### [Written instruction]
Reproduce the following lines word for word, leaving every character unchanged.

━━━━━━━━━━━━━━━━

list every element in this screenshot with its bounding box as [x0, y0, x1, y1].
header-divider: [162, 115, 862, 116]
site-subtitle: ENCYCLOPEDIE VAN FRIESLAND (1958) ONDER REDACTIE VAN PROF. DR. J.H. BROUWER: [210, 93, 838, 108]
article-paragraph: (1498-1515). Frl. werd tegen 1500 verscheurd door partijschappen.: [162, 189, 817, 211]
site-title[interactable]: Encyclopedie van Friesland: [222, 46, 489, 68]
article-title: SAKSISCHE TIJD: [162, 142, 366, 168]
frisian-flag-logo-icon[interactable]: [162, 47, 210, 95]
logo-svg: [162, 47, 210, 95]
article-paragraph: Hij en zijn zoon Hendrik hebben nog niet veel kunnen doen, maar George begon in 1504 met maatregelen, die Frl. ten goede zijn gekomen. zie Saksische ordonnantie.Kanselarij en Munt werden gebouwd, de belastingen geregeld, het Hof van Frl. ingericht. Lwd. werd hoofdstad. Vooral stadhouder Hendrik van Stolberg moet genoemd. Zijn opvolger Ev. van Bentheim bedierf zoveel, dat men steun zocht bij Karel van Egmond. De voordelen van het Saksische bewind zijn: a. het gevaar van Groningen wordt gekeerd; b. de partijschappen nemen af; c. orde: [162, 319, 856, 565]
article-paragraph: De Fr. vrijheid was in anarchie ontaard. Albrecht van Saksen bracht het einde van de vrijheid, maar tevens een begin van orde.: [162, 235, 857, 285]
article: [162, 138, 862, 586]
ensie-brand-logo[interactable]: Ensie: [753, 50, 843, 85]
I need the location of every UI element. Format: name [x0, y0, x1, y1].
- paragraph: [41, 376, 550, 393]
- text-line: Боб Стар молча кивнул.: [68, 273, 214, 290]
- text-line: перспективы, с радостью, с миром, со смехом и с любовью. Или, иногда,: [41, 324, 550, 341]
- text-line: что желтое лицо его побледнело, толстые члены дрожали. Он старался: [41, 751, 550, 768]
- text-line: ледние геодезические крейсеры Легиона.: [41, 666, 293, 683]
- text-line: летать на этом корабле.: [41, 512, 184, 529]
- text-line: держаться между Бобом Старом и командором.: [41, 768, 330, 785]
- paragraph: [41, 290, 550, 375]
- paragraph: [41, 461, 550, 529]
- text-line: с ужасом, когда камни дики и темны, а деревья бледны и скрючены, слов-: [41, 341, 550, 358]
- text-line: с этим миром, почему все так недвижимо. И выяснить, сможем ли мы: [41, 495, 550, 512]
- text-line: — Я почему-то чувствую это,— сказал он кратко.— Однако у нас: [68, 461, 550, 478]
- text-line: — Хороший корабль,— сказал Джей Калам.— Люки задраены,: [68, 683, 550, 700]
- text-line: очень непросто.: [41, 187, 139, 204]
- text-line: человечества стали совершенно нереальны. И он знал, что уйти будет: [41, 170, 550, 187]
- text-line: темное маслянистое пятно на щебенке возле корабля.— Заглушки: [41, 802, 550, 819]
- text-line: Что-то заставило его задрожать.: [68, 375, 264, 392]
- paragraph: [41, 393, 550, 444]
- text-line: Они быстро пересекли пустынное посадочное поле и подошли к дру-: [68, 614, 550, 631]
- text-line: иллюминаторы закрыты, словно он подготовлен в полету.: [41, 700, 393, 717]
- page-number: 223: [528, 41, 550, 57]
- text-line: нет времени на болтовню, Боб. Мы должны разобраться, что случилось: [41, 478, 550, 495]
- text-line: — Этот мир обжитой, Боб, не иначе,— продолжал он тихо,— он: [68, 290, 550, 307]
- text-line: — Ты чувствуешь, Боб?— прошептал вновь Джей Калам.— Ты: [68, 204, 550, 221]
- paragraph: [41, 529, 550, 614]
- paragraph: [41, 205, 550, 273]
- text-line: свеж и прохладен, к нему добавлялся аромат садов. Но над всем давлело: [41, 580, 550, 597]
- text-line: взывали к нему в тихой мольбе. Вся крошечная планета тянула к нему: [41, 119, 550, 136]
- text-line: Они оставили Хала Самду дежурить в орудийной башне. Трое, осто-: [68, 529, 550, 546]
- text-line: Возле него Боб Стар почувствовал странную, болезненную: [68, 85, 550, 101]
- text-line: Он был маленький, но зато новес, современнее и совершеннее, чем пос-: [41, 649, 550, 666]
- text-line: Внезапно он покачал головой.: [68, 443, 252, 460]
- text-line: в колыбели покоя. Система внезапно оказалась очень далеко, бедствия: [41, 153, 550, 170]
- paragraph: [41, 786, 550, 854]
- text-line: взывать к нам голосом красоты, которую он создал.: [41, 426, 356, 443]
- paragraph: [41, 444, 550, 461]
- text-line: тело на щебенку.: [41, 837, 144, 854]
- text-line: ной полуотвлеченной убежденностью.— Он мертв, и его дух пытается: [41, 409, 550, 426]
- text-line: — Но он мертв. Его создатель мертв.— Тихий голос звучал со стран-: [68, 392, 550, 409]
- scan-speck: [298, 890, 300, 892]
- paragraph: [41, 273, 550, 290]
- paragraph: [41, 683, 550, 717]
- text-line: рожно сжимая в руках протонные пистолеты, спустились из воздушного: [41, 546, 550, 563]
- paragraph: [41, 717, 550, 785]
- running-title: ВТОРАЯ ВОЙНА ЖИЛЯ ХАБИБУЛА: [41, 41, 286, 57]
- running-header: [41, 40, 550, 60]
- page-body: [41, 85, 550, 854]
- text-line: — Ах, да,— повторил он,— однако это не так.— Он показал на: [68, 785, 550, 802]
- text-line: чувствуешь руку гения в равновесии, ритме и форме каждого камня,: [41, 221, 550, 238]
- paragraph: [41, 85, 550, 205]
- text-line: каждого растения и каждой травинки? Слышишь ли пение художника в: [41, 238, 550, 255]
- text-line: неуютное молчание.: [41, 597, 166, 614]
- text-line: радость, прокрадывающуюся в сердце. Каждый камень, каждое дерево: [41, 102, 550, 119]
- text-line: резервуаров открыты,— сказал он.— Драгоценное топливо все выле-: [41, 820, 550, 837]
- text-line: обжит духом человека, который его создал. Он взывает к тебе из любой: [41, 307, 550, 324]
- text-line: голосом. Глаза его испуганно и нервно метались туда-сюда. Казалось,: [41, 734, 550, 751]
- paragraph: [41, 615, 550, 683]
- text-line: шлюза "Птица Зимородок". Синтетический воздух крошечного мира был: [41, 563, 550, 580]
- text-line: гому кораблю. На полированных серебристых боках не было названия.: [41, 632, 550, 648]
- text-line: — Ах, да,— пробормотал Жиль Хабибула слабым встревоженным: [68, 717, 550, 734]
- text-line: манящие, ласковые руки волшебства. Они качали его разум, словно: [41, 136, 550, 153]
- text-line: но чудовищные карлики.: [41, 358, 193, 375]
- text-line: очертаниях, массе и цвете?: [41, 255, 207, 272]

━━━━━━━━━━━━━━━━

### [Task output]
list every element in this screenshot with its bounding box as [x0, y0, x1, y1].
header-divider: [162, 115, 862, 116]
site-subtitle: ENCYCLOPEDIE VAN FRIESLAND (1958) ONDER REDACTIE VAN PROF. DR. J.H. BROUWER: [210, 93, 838, 108]
article-paragraph: (1498-1515). Frl. werd tegen 1500 verscheurd door partijschappen.: [162, 189, 817, 211]
site-title[interactable]: Encyclopedie van Friesland: [222, 46, 489, 68]
article-title: SAKSISCHE TIJD: [162, 142, 366, 168]
frisian-flag-logo-icon[interactable]: [162, 47, 210, 95]
logo-svg: [162, 47, 210, 95]
article-paragraph: Hij en zijn zoon Hendrik hebben nog niet veel kunnen doen, maar George begon in 1504 met maatregelen, die Frl. ten goede zijn gekomen. zie Saksische ordonnantie.Kanselarij en Munt werden gebouwd, de belastingen geregeld, het Hof van Frl. ingericht. Lwd. werd hoofdstad. Vooral stadhouder Hendrik van Stolberg moet genoemd. Zijn opvolger Ev. van Bentheim bedierf zoveel, dat men steun zocht bij Karel van Egmond. De voordelen van het Saksische bewind zijn: a. het gevaar van Groningen wordt gekeerd; b. de partijschappen nemen af; c. orde: [162, 319, 856, 565]
article-paragraph: De Fr. vrijheid was in anarchie ontaard. Albrecht van Saksen bracht het einde van de vrijheid, maar tevens een begin van orde.: [162, 235, 857, 285]
article: [162, 138, 862, 586]
ensie-brand-logo[interactable]: Ensie: [753, 50, 843, 85]
I need the location of every UI element. Format: name [x0, y0, x1, y1].
- paragraph: [41, 376, 550, 393]
- text-line: Боб Стар молча кивнул.: [68, 273, 214, 290]
- text-line: перспективы, с радостью, с миром, со смехом и с любовью. Или, иногда,: [41, 324, 550, 341]
- text-line: что желтое лицо его побледнело, толстые члены дрожали. Он старался: [41, 751, 550, 768]
- text-line: ледние геодезические крейсеры Легиона.: [41, 666, 293, 683]
- text-line: летать на этом корабле.: [41, 512, 184, 529]
- text-line: держаться между Бобом Старом и командором.: [41, 768, 330, 785]
- paragraph: [41, 290, 550, 375]
- paragraph: [41, 461, 550, 529]
- text-line: с ужасом, когда камни дики и темны, а деревья бледны и скрючены, слов-: [41, 341, 550, 358]
- text-line: с этим миром, почему все так недвижимо. И выяснить, сможем ли мы: [41, 495, 550, 512]
- text-line: — Я почему-то чувствую это,— сказал он кратко.— Однако у нас: [68, 461, 550, 478]
- text-line: — Хороший корабль,— сказал Джей Калам.— Люки задраены,: [68, 683, 550, 700]
- text-line: очень непросто.: [41, 187, 139, 204]
- text-line: человечества стали совершенно нереальны. И он знал, что уйти будет: [41, 170, 550, 187]
- text-line: темное маслянистое пятно на щебенке возле корабля.— Заглушки: [41, 802, 550, 819]
- text-line: Что-то заставило его задрожать.: [68, 375, 264, 392]
- paragraph: [41, 393, 550, 444]
- text-line: Они быстро пересекли пустынное посадочное поле и подошли к дру-: [68, 614, 550, 631]
- text-line: иллюминаторы закрыты, словно он подготовлен в полету.: [41, 700, 393, 717]
- page-number: 223: [528, 41, 550, 57]
- text-line: нет времени на болтовню, Боб. Мы должны разобраться, что случилось: [41, 478, 550, 495]
- text-line: — Этот мир обжитой, Боб, не иначе,— продолжал он тихо,— он: [68, 290, 550, 307]
- text-line: — Ты чувствуешь, Боб?— прошептал вновь Джей Калам.— Ты: [68, 204, 550, 221]
- paragraph: [41, 529, 550, 614]
- paragraph: [41, 205, 550, 273]
- text-line: свеж и прохладен, к нему добавлялся аромат садов. Но над всем давлело: [41, 580, 550, 597]
- text-line: взывали к нему в тихой мольбе. Вся крошечная планета тянула к нему: [41, 119, 550, 136]
- text-line: Они оставили Хала Самду дежурить в орудийной башне. Трое, осто-: [68, 529, 550, 546]
- text-line: Возле него Боб Стар почувствовал странную, болезненную: [68, 85, 550, 101]
- text-line: Он был маленький, но зато новес, современнее и совершеннее, чем пос-: [41, 649, 550, 666]
- text-line: Внезапно он покачал головой.: [68, 443, 252, 460]
- text-line: в колыбели покоя. Система внезапно оказалась очень далеко, бедствия: [41, 153, 550, 170]
- paragraph: [41, 786, 550, 854]
- text-line: взывать к нам голосом красоты, которую он создал.: [41, 426, 356, 443]
- paragraph: [41, 444, 550, 461]
- text-line: тело на щебенку.: [41, 837, 144, 854]
- text-line: ной полуотвлеченной убежденностью.— Он мертв, и его дух пытается: [41, 409, 550, 426]
- text-line: — Но он мертв. Его создатель мертв.— Тихий голос звучал со стран-: [68, 392, 550, 409]
- scan-speck: [298, 890, 300, 892]
- paragraph: [41, 273, 550, 290]
- paragraph: [41, 683, 550, 717]
- text-line: рожно сжимая в руках протонные пистолеты, спустились из воздушного: [41, 546, 550, 563]
- paragraph: [41, 717, 550, 785]
- running-title: ВТОРАЯ ВОЙНА ЖИЛЯ ХАБИБУЛА: [41, 41, 286, 57]
- running-header: [41, 40, 550, 60]
- page-body: [41, 85, 550, 854]
- text-line: — Ах, да,— повторил он,— однако это не так.— Он показал на: [68, 785, 550, 802]
- text-line: чувствуешь руку гения в равновесии, ритме и форме каждого камня,: [41, 221, 550, 238]
- paragraph: [41, 85, 550, 205]
- text-line: каждого растения и каждой травинки? Слышишь ли пение художника в: [41, 238, 550, 255]
- text-line: неуютное молчание.: [41, 597, 166, 614]
- text-line: радость, прокрадывающуюся в сердце. Каждый камень, каждое дерево: [41, 102, 550, 119]
- text-line: резервуаров открыты,— сказал он.— Драгоценное топливо все выле-: [41, 820, 550, 837]
- text-line: обжит духом человека, который его создал. Он взывает к тебе из любой: [41, 307, 550, 324]
- text-line: голосом. Глаза его испуганно и нервно метались туда-сюда. Казалось,: [41, 734, 550, 751]
- paragraph: [41, 615, 550, 683]
- text-line: шлюза "Птица Зимородок". Синтетический воздух крошечного мира был: [41, 563, 550, 580]
- text-line: гому кораблю. На полированных серебристых боках не было названия.: [41, 632, 550, 648]
- text-line: — Ах, да,— пробормотал Жиль Хабибула слабым встревоженным: [68, 717, 550, 734]
- text-line: манящие, ласковые руки волшебства. Они качали его разум, словно: [41, 136, 550, 153]
- text-line: но чудовищные карлики.: [41, 358, 193, 375]
- text-line: очертаниях, массе и цвете?: [41, 255, 207, 272]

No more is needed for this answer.